Directions for this task ▸ The entries below need to be written out exactly, with no pictures included.

=== Data supplied ===

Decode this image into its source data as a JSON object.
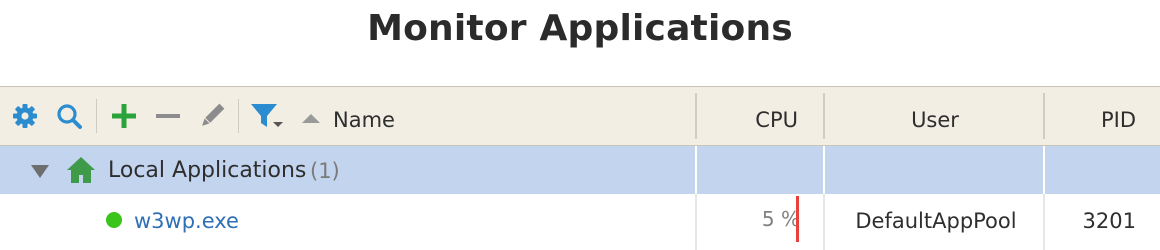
{
  "page": {
    "title": "Monitor Applications"
  },
  "toolbar": {
    "icons": [
      "gear-icon",
      "search-icon",
      "plus-icon",
      "minus-icon",
      "pencil-icon",
      "filter-icon"
    ]
  },
  "columns": {
    "name": "Name",
    "cpu": "CPU",
    "user": "User",
    "pid": "PID"
  },
  "groups": [
    {
      "label": "Local Applications",
      "count": "(1)",
      "items": [
        {
          "name": "w3wp.exe",
          "status": "running",
          "cpu": "5 %",
          "user": "DefaultAppPool",
          "pid": "3201"
        }
      ]
    }
  ],
  "colors": {
    "accent_blue": "#2b8ccf",
    "add_green": "#2aa43a",
    "group_row_bg": "#c2d4ee",
    "header_bg": "#f2eee3",
    "status_running": "#3bc41b",
    "cpu_bar": "#e8413b",
    "link_text": "#2f6fb5"
  }
}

===

Result for this exercise ▸
Decode this image into its source data as a JSON object.
{
  "page": {
    "title": "Monitor Applications"
  },
  "toolbar": {
    "icons": [
      "gear-icon",
      "search-icon",
      "plus-icon",
      "minus-icon",
      "pencil-icon",
      "filter-icon"
    ]
  },
  "columns": {
    "name": "Name",
    "cpu": "CPU",
    "user": "User",
    "pid": "PID"
  },
  "groups": [
    {
      "label": "Local Applications",
      "count": "(1)",
      "items": [
        {
          "name": "w3wp.exe",
          "status": "running",
          "cpu": "5 %",
          "user": "DefaultAppPool",
          "pid": "3201"
        }
      ]
    }
  ],
  "colors": {
    "accent_blue": "#2b8ccf",
    "add_green": "#2aa43a",
    "group_row_bg": "#c2d4ee",
    "header_bg": "#f2eee3",
    "status_running": "#3bc41b",
    "cpu_bar": "#e8413b",
    "link_text": "#2f6fb5"
  }
}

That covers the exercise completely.